__Your objective__
Put the rows from the first one through the one containing "toc-page-number: 118: [608, 589, 632, 606]" into a numbered list, leaving out any blank lines.

__Task input__
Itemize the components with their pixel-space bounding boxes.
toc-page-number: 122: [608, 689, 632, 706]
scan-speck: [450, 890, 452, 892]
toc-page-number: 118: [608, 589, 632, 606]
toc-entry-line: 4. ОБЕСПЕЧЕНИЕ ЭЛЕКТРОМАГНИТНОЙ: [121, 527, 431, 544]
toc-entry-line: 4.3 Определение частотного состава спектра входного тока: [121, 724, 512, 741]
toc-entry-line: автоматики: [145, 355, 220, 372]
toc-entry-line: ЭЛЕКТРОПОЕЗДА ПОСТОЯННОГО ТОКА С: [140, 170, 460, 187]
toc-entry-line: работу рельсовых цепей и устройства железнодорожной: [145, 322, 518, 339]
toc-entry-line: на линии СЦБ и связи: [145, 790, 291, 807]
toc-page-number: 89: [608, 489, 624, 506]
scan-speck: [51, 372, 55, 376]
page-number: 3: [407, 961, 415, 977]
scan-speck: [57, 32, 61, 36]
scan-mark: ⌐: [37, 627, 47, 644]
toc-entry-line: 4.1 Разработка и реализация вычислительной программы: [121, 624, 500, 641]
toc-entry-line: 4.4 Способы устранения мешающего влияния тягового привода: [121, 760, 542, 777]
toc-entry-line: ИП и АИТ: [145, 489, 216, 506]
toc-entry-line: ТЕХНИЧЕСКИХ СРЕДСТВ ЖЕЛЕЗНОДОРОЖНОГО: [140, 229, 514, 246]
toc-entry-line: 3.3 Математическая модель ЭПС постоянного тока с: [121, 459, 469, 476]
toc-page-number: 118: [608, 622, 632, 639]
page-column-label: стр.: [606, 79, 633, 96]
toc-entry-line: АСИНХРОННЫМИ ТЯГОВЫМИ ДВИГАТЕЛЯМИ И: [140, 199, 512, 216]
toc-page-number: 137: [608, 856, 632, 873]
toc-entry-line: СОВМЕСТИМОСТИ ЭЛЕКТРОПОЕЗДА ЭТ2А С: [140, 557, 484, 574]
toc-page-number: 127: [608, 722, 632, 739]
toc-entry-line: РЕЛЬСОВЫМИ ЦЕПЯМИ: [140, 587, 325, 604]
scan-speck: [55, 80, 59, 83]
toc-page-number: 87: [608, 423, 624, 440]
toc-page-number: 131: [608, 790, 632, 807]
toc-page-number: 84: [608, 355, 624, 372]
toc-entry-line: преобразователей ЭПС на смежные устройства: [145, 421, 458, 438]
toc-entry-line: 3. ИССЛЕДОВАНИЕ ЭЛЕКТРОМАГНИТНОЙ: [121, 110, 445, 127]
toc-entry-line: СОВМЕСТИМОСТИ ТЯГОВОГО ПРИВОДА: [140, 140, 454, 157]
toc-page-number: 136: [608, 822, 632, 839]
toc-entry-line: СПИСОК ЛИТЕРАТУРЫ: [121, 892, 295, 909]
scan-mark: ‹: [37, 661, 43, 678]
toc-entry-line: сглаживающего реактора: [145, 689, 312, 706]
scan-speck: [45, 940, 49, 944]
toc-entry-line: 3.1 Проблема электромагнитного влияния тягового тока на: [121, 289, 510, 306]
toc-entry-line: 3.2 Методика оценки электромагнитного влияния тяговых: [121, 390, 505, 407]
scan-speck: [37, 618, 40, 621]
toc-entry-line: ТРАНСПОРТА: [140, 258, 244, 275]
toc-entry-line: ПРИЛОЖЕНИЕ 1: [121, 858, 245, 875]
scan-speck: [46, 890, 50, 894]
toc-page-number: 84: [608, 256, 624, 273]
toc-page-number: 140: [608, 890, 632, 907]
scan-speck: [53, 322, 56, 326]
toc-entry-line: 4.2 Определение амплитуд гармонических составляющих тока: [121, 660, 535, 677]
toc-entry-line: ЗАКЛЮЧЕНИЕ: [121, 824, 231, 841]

__Task output__
1. Itemize the components with their pixel-space bounding boxes.
2. toc-page-number: 122: [608, 689, 632, 706]
3. scan-speck: [450, 890, 452, 892]
4. toc-page-number: 118: [608, 589, 632, 606]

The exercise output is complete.